Write out the whole listing word for word.
──────── Data shown ────────
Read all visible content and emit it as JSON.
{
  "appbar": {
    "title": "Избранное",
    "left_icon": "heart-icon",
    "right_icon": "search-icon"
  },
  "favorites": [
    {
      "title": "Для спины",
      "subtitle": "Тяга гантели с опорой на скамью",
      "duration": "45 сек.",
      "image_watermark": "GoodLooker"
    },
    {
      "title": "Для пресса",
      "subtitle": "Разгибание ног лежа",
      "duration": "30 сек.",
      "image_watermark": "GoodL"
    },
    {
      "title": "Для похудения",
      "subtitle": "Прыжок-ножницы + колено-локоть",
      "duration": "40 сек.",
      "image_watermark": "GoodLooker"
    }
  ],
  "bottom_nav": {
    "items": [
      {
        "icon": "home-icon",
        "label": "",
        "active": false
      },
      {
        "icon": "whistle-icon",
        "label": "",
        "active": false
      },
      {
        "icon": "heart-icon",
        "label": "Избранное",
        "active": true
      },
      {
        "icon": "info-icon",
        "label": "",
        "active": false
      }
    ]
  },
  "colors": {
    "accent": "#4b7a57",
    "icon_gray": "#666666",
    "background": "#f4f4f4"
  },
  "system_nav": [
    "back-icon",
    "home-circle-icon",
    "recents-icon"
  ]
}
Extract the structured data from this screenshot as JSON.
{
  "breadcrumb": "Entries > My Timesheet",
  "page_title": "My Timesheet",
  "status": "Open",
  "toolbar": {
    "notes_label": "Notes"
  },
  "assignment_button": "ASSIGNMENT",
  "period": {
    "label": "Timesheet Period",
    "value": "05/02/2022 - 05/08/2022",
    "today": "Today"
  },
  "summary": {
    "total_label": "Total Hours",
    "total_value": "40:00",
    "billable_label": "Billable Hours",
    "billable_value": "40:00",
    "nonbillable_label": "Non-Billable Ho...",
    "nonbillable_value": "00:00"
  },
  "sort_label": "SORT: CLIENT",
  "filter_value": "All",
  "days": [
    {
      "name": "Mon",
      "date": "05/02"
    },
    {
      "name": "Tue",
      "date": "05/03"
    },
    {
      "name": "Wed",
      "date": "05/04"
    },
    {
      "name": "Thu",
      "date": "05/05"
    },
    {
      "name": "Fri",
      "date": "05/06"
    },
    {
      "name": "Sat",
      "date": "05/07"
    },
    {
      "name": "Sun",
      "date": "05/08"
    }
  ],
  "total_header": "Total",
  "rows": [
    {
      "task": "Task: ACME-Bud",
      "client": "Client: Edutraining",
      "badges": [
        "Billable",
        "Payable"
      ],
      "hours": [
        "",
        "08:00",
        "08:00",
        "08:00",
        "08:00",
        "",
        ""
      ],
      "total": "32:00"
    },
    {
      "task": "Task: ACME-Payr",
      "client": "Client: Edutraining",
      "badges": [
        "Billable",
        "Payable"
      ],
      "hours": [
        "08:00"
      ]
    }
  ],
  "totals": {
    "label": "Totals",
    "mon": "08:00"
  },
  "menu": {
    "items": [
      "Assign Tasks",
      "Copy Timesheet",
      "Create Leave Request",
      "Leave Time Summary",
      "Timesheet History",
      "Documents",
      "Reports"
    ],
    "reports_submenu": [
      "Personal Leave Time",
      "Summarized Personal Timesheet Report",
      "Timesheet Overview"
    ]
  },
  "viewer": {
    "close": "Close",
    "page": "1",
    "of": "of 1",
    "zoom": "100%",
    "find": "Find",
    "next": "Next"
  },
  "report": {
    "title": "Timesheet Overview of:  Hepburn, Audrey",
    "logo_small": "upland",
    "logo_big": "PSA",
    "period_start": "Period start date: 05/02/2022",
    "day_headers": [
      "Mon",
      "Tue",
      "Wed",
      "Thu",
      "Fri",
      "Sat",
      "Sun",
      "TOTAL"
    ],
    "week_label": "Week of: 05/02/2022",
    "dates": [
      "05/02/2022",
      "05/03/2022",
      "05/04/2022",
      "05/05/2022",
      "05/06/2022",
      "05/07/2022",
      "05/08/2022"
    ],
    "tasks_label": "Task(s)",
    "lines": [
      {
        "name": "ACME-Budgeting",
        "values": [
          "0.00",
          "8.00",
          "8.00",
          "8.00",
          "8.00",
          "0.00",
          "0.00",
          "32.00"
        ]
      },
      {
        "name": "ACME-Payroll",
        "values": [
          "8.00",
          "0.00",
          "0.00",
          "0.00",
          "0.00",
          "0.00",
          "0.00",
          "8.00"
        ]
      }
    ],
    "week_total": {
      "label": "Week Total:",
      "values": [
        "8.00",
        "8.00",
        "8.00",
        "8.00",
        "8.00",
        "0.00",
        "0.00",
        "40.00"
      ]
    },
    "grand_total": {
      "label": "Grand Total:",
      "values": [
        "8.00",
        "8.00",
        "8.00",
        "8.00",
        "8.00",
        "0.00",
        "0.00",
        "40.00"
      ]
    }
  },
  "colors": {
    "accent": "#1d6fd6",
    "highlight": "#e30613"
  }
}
────────
Written response
Read all visible content and emit it as JSON.
{
  "appbar": {
    "title": "Избранное",
    "left_icon": "heart-icon",
    "right_icon": "search-icon"
  },
  "favorites": [
    {
      "title": "Для спины",
      "subtitle": "Тяга гантели с опорой на скамью",
      "duration": "45 сек.",
      "image_watermark": "GoodLooker"
    },
    {
      "title": "Для пресса",
      "subtitle": "Разгибание ног лежа",
      "duration": "30 сек.",
      "image_watermark": "GoodL"
    },
    {
      "title": "Для похудения",
      "subtitle": "Прыжок-ножницы + колено-локоть",
      "duration": "40 сек.",
      "image_watermark": "GoodLooker"
    }
  ],
  "bottom_nav": {
    "items": [
      {
        "icon": "home-icon",
        "label": "",
        "active": false
      },
      {
        "icon": "whistle-icon",
        "label": "",
        "active": false
      },
      {
        "icon": "heart-icon",
        "label": "Избранное",
        "active": true
      },
      {
        "icon": "info-icon",
        "label": "",
        "active": false
      }
    ]
  },
  "colors": {
    "accent": "#4b7a57",
    "icon_gray": "#666666",
    "background": "#f4f4f4"
  },
  "system_nav": [
    "back-icon",
    "home-circle-icon",
    "recents-icon"
  ]
}
Extract the structured data from this screenshot as JSON.
{
  "breadcrumb": "Entries > My Timesheet",
  "page_title": "My Timesheet",
  "status": "Open",
  "toolbar": {
    "notes_label": "Notes"
  },
  "assignment_button": "ASSIGNMENT",
  "period": {
    "label": "Timesheet Period",
    "value": "05/02/2022 - 05/08/2022",
    "today": "Today"
  },
  "summary": {
    "total_label": "Total Hours",
    "total_value": "40:00",
    "billable_label": "Billable Hours",
    "billable_value": "40:00",
    "nonbillable_label": "Non-Billable Ho...",
    "nonbillable_value": "00:00"
  },
  "sort_label": "SORT: CLIENT",
  "filter_value": "All",
  "days": [
    {
      "name": "Mon",
      "date": "05/02"
    },
    {
      "name": "Tue",
      "date": "05/03"
    },
    {
      "name": "Wed",
      "date": "05/04"
    },
    {
      "name": "Thu",
      "date": "05/05"
    },
    {
      "name": "Fri",
      "date": "05/06"
    },
    {
      "name": "Sat",
      "date": "05/07"
    },
    {
      "name": "Sun",
      "date": "05/08"
    }
  ],
  "total_header": "Total",
  "rows": [
    {
      "task": "Task: ACME-Bud",
      "client": "Client: Edutraining",
      "badges": [
        "Billable",
        "Payable"
      ],
      "hours": [
        "",
        "08:00",
        "08:00",
        "08:00",
        "08:00",
        "",
        ""
      ],
      "total": "32:00"
    },
    {
      "task": "Task: ACME-Payr",
      "client": "Client: Edutraining",
      "badges": [
        "Billable",
        "Payable"
      ],
      "hours": [
        "08:00"
      ]
    }
  ],
  "totals": {
    "label": "Totals",
    "mon": "08:00"
  },
  "menu": {
    "items": [
      "Assign Tasks",
      "Copy Timesheet",
      "Create Leave Request",
      "Leave Time Summary",
      "Timesheet History",
      "Documents",
      "Reports"
    ],
    "reports_submenu": [
      "Personal Leave Time",
      "Summarized Personal Timesheet Report",
      "Timesheet Overview"
    ]
  },
  "viewer": {
    "close": "Close",
    "page": "1",
    "of": "of 1",
    "zoom": "100%",
    "find": "Find",
    "next": "Next"
  },
  "report": {
    "title": "Timesheet Overview of:  Hepburn, Audrey",
    "logo_small": "upland",
    "logo_big": "PSA",
    "period_start": "Period start date: 05/02/2022",
    "day_headers": [
      "Mon",
      "Tue",
      "Wed",
      "Thu",
      "Fri",
      "Sat",
      "Sun",
      "TOTAL"
    ],
    "week_label": "Week of: 05/02/2022",
    "dates": [
      "05/02/2022",
      "05/03/2022",
      "05/04/2022",
      "05/05/2022",
      "05/06/2022",
      "05/07/2022",
      "05/08/2022"
    ],
    "tasks_label": "Task(s)",
    "lines": [
      {
        "name": "ACME-Budgeting",
        "values": [
          "0.00",
          "8.00",
          "8.00",
          "8.00",
          "8.00",
          "0.00",
          "0.00",
          "32.00"
        ]
      },
      {
        "name": "ACME-Payroll",
        "values": [
          "8.00",
          "0.00",
          "0.00",
          "0.00",
          "0.00",
          "0.00",
          "0.00",
          "8.00"
        ]
      }
    ],
    "week_total": {
      "label": "Week Total:",
      "values": [
        "8.00",
        "8.00",
        "8.00",
        "8.00",
        "8.00",
        "0.00",
        "0.00",
        "40.00"
      ]
    },
    "grand_total": {
      "label": "Grand Total:",
      "values": [
        "8.00",
        "8.00",
        "8.00",
        "8.00",
        "8.00",
        "0.00",
        "0.00",
        "40.00"
      ]
    }
  },
  "colors": {
    "accent": "#1d6fd6",
    "highlight": "#e30613"
  }
}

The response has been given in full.